Restate each line word for word. Leave out every picture.

◆ ◆ ◆ ◆

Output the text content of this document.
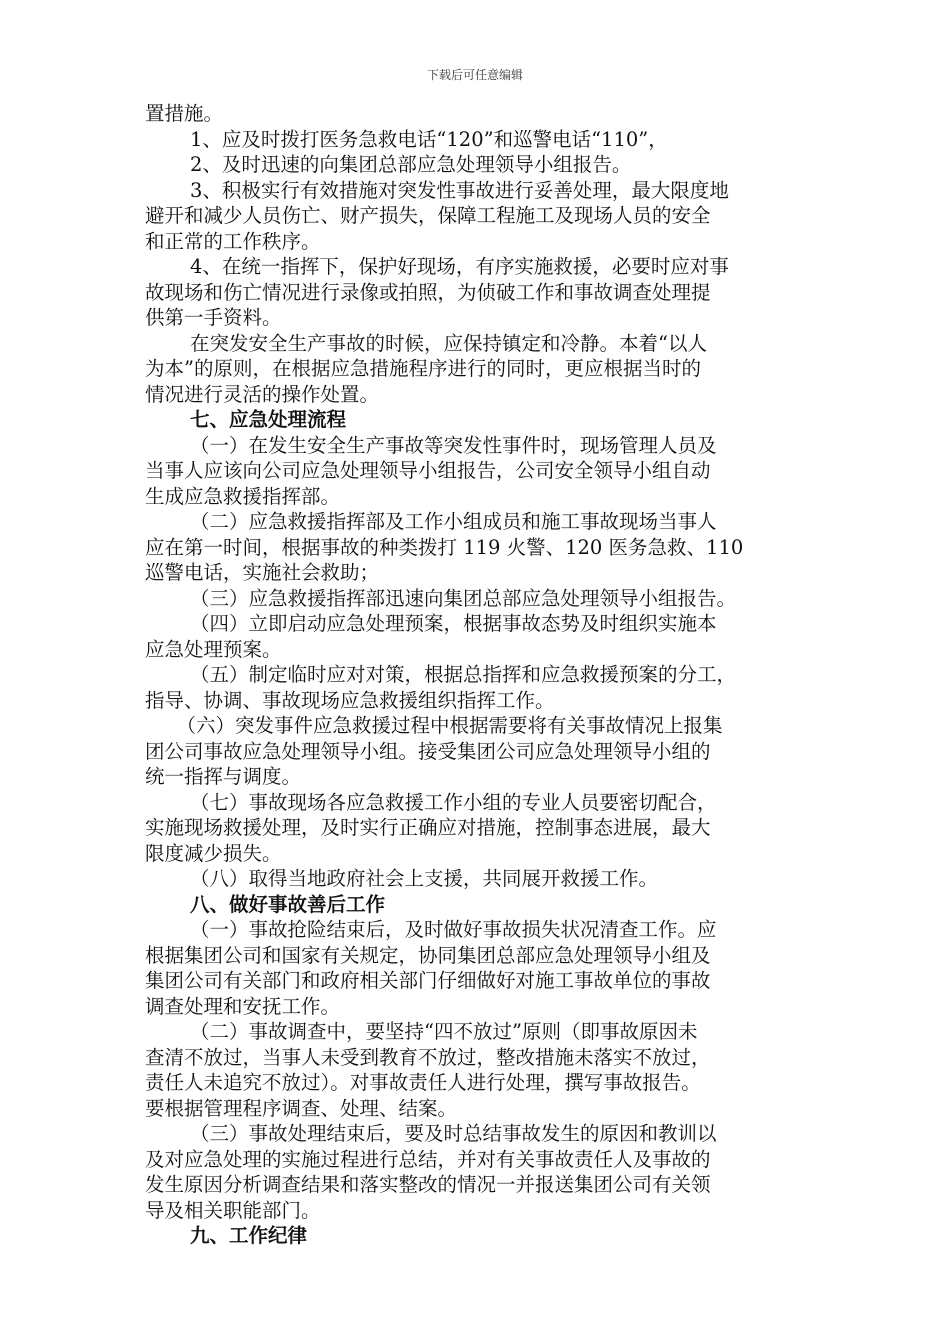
下载后可任意编辑
置措施。
1、应及时拨打医务急救电话“120”和巡警电话“110”，
2、及时迅速的向集团总部应急处理领导小组报告。
3、积极实行有效措施对突发性事故进行妥善处理，最大限度地
避开和减少人员伤亡、财产损失，保障工程施工及现场人员的安全
和正常的工作秩序。
4、在统一指挥下，保护好现场，有序实施救援，必要时应对事
故现场和伤亡情况进行录像或拍照，为侦破工作和事故调查处理提
供第一手资料。
在突发安全生产事故的时候，应保持镇定和冷静。本着“以人
为本”的原则，在根据应急措施程序进行的同时，更应根据当时的
情况进行灵活的操作处置。
七、应急处理流程
（一）在发生安全生产事故等突发性事件时，现场管理人员及
当事人应该向公司应急处理领导小组报告，公司安全领导小组自动
生成应急救援指挥部。
（二）应急救援指挥部及工作小组成员和施工事故现场当事人
应在第一时间，根据事故的种类拨打 119 火警、120 医务急救、110
巡警电话，实施社会救助；
（三）应急救援指挥部迅速向集团总部应急处理领导小组报告。
（四）立即启动应急处理预案，根据事故态势及时组织实施本
应急处理预案。
（五）制定临时应对对策，根据总指挥和应急救援预案的分工，
指导、协调、事故现场应急救援组织指挥工作。
（六）突发事件应急救援过程中根据需要将有关事故情况上报集
团公司事故应急处理领导小组。接受集团公司应急处理领导小组的
统一指挥与调度。
（七）事故现场各应急救援工作小组的专业人员要密切配合，
实施现场救援处理，及时实行正确应对措施，控制事态进展，最大
限度减少损失。
（八）取得当地政府社会上支援，共同展开救援工作。
八、做好事故善后工作
（一）事故抢险结束后，及时做好事故损失状况清查工作。应
根据集团公司和国家有关规定，协同集团总部应急处理领导小组及
集团公司有关部门和政府相关部门仔细做好对施工事故单位的事故
调查处理和安抚工作。
（二）事故调查中，要坚持“四不放过”原则（即事故原因未
查清不放过，当事人未受到教育不放过，整改措施未落实不放过，
责任人未追究不放过）。对事故责任人进行处理，撰写事故报告。
要根据管理程序调查、处理、结案。
（三）事故处理结束后，要及时总结事故发生的原因和教训以
及对应急处理的实施过程进行总结，并对有关事故责任人及事故的
发生原因分析调查结果和落实整改的情况一并报送集团公司有关领
导及相关职能部门。
九、工作纪律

◆ ◆ ◆ ◆

TASK RESULT:
Output the text content of this document.
下载后可任意编辑
置措施。
1、应及时拨打医务急救电话“120”和巡警电话“110”，
2、及时迅速的向集团总部应急处理领导小组报告。
3、积极实行有效措施对突发性事故进行妥善处理，最大限度地
避开和减少人员伤亡、财产损失，保障工程施工及现场人员的安全
和正常的工作秩序。
4、在统一指挥下，保护好现场，有序实施救援，必要时应对事
故现场和伤亡情况进行录像或拍照，为侦破工作和事故调查处理提
供第一手资料。
在突发安全生产事故的时候，应保持镇定和冷静。本着“以人
为本”的原则，在根据应急措施程序进行的同时，更应根据当时的
情况进行灵活的操作处置。
七、应急处理流程
（一）在发生安全生产事故等突发性事件时，现场管理人员及
当事人应该向公司应急处理领导小组报告，公司安全领导小组自动
生成应急救援指挥部。
（二）应急救援指挥部及工作小组成员和施工事故现场当事人
应在第一时间，根据事故的种类拨打 119 火警、120 医务急救、110
巡警电话，实施社会救助；
（三）应急救援指挥部迅速向集团总部应急处理领导小组报告。
（四）立即启动应急处理预案，根据事故态势及时组织实施本
应急处理预案。
（五）制定临时应对对策，根据总指挥和应急救援预案的分工，
指导、协调、事故现场应急救援组织指挥工作。
（六）突发事件应急救援过程中根据需要将有关事故情况上报集
团公司事故应急处理领导小组。接受集团公司应急处理领导小组的
统一指挥与调度。
（七）事故现场各应急救援工作小组的专业人员要密切配合，
实施现场救援处理，及时实行正确应对措施，控制事态进展，最大
限度减少损失。
（八）取得当地政府社会上支援，共同展开救援工作。
八、做好事故善后工作
（一）事故抢险结束后，及时做好事故损失状况清查工作。应
根据集团公司和国家有关规定，协同集团总部应急处理领导小组及
集团公司有关部门和政府相关部门仔细做好对施工事故单位的事故
调查处理和安抚工作。
（二）事故调查中，要坚持“四不放过”原则（即事故原因未
查清不放过，当事人未受到教育不放过，整改措施未落实不放过，
责任人未追究不放过）。对事故责任人进行处理，撰写事故报告。
要根据管理程序调查、处理、结案。
（三）事故处理结束后，要及时总结事故发生的原因和教训以
及对应急处理的实施过程进行总结，并对有关事故责任人及事故的
发生原因分析调查结果和落实整改的情况一并报送集团公司有关领
导及相关职能部门。
九、工作纪律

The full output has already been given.